Dataset items
────────────────────

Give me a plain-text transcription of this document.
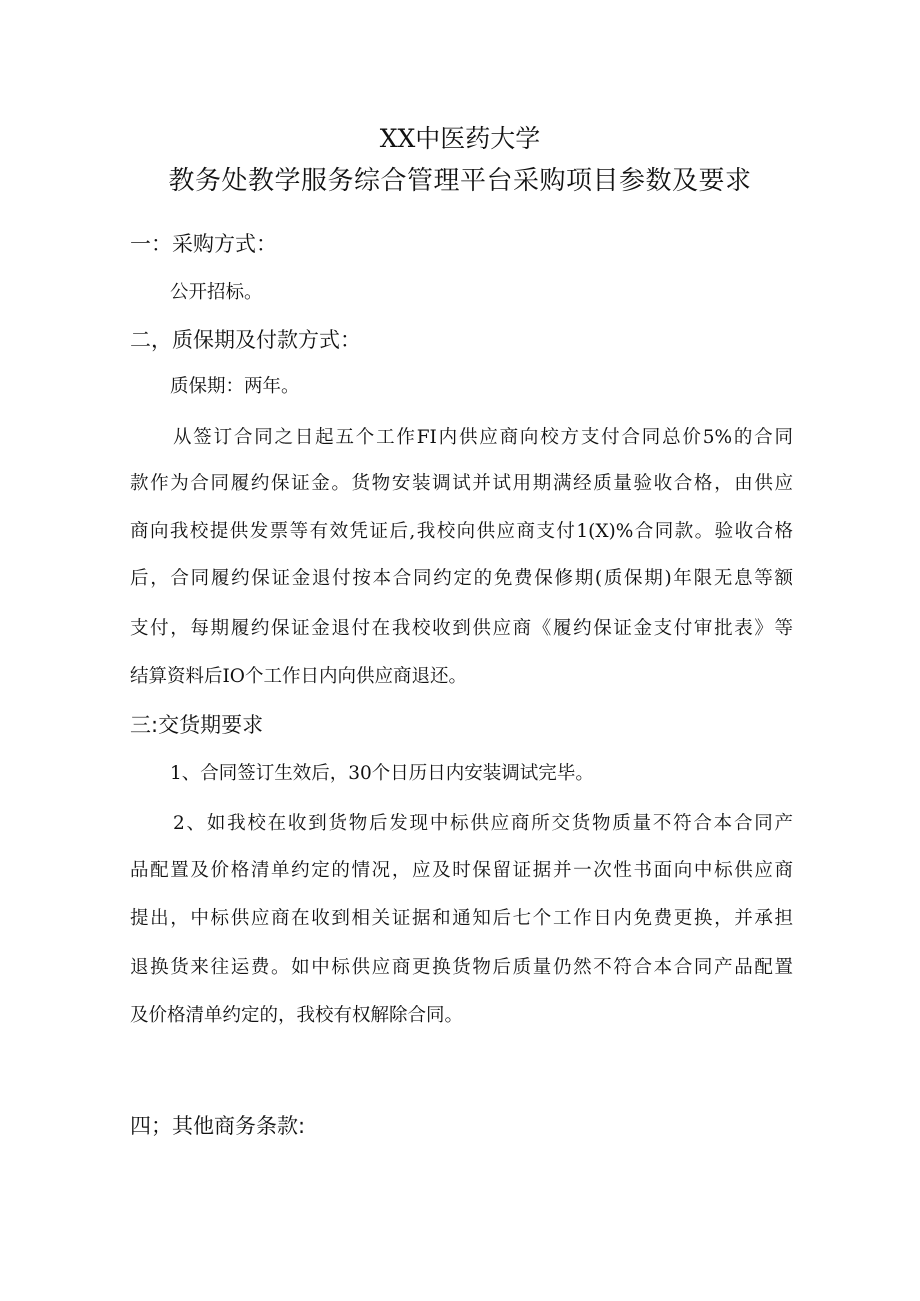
XX中医药大学
教务处教学服务综合管理平台采购项目参数及要求
一：采购方式：
公开招标。
二，质保期及付款方式：
质保期：两年。
从签订合同之日起五个工作FI内供应商向校方支付合同总价5%的合同
款作为合同履约保证金。货物安装调试并试用期满经质量验收合格，由供应
商向我校提供发票等有效凭证后,我校向供应商支付1(X)%合同款。验收合格
后，合同履约保证金退付按本合同约定的免费保修期(质保期)年限无息等额
支付，每期履约保证金退付在我校收到供应商《履约保证金支付审批表》等
结算资料后IO个工作日内向供应商退还。
三:交货期要求
1、合同签订生效后，30个日历日内安装调试完毕。
2、如我校在收到货物后发现中标供应商所交货物质量不符合本合同产
品配置及价格清单约定的情况，应及时保留证据并一次性书面向中标供应商
提出，中标供应商在收到相关证据和通知后七个工作日内免费更换，并承担
退换货来往运费。如中标供应商更换货物后质量仍然不符合本合同产品配置
及价格清单约定的，我校有权解除合同。
四；其他商务条款:
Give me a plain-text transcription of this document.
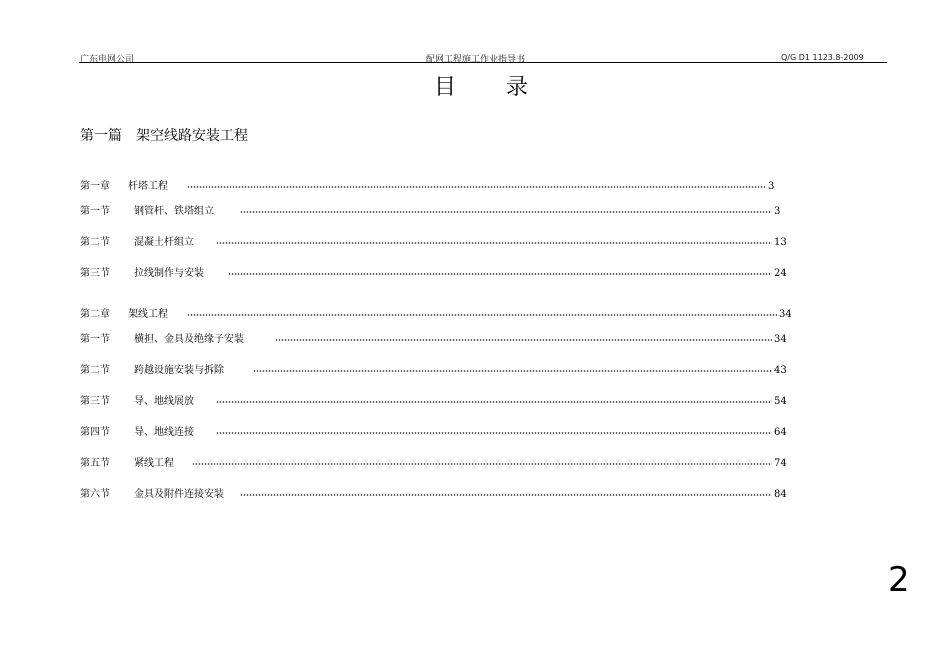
广东电网公司	配网工程施工作业指导书	Q/G D1 1123.8-2009
目录
第一篇 架空线路安装工程
第一章 杆塔工程	3
第一节 钢管杆、铁塔组立	3
第二节 混凝土杆组立	13
第三节 拉线制作与安装	24
第二章 架线工程	34
第一节 横担、金具及绝缘子安装	34
第二节 跨越设施安装与拆除	43
第三节 导、地线展放	54
第四节 导、地线连接	64
第五节 紧线工程	74
第六节 金具及附件连接安装	84
2
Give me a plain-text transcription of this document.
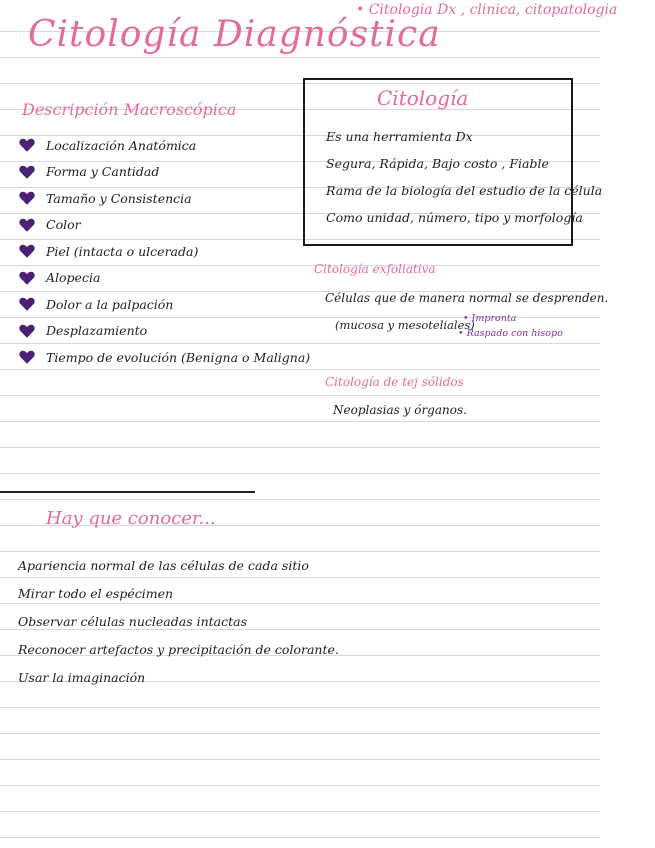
• Citologia Dx , clinica, citopatologia
Citología Diagnóstica
Descripción Macroscópica
Localización Anatómica
Forma y Cantidad
Tamaño y Consistencia
Color
Piel (intacta o ulcerada)
Alopecia
Dolor a la palpación
Desplazamiento
Tiempo de evolución (Benigna o Maligna)
Citología
Es una herramienta Dx
Segura, Rápida, Bajo costo , Fiable
Rama de la biología del estudio de la célula
Como unidad, número, tipo y morfología
Citología exfoliativa
Células que de manera normal se desprenden.
(mucosa y mesoteliales)
• Impronta
• Raspado con hisopo
Citología de tej sólidos
Neoplasias y órganos.
Hay que conocer...
Apariencia normal de las células de cada sitio
Mirar todo el espécimen
Observar células nucleadas intactas
Reconocer artefactos y precipitación de colorante.
Usar la imaginación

────────────────────

_Problem to solve_. Repeat the material above word for word, please, apart from its images.

_Result of this task_.
Give me a plain-text transcription of this document.
XX中医药大学
教务处教学服务综合管理平台采购项目参数及要求
一：采购方式：
公开招标。
二，质保期及付款方式：
质保期：两年。
从签订合同之日起五个工作FI内供应商向校方支付合同总价5%的合同
款作为合同履约保证金。货物安装调试并试用期满经质量验收合格，由供应
商向我校提供发票等有效凭证后,我校向供应商支付1(X)%合同款。验收合格
后，合同履约保证金退付按本合同约定的免费保修期(质保期)年限无息等额
支付，每期履约保证金退付在我校收到供应商《履约保证金支付审批表》等
结算资料后IO个工作日内向供应商退还。
三:交货期要求
1、合同签订生效后，30个日历日内安装调试完毕。
2、如我校在收到货物后发现中标供应商所交货物质量不符合本合同产
品配置及价格清单约定的情况，应及时保留证据并一次性书面向中标供应商
提出，中标供应商在收到相关证据和通知后七个工作日内免费更换，并承担
退换货来往运费。如中标供应商更换货物后质量仍然不符合本合同产品配置
及价格清单约定的，我校有权解除合同。
四；其他商务条款:
Give me a plain-text transcription of this document.
广东电网公司	配网工程施工作业指导书	Q/G D1 1123.8-2009
目录
第一篇 架空线路安装工程
第一章 杆塔工程	3
第一节 钢管杆、铁塔组立	3
第二节 混凝土杆组立	13
第三节 拉线制作与安装	24
第二章 架线工程	34
第一节 横担、金具及绝缘子安装	34
第二节 跨越设施安装与拆除	43
第三节 导、地线展放	54
第四节 导、地线连接	64
第五节 紧线工程	74
第六节 金具及附件连接安装	84
2
Give me a plain-text transcription of this document.
• Citologia Dx , clinica, citopatologia
Citología Diagnóstica
Descripción Macroscópica
Localización Anatómica
Forma y Cantidad
Tamaño y Consistencia
Color
Piel (intacta o ulcerada)
Alopecia
Dolor a la palpación
Desplazamiento
Tiempo de evolución (Benigna o Maligna)
Citología
Es una herramienta Dx
Segura, Rápida, Bajo costo , Fiable
Rama de la biología del estudio de la célula
Como unidad, número, tipo y morfología
Citología exfoliativa
Células que de manera normal se desprenden.
(mucosa y mesoteliales)
• Impronta
• Raspado con hisopo
Citología de tej sólidos
Neoplasias y órganos.
Hay que conocer...
Apariencia normal de las células de cada sitio
Mirar todo el espécimen
Observar células nucleadas intactas
Reconocer artefactos y precipitación de colorante.
Usar la imaginación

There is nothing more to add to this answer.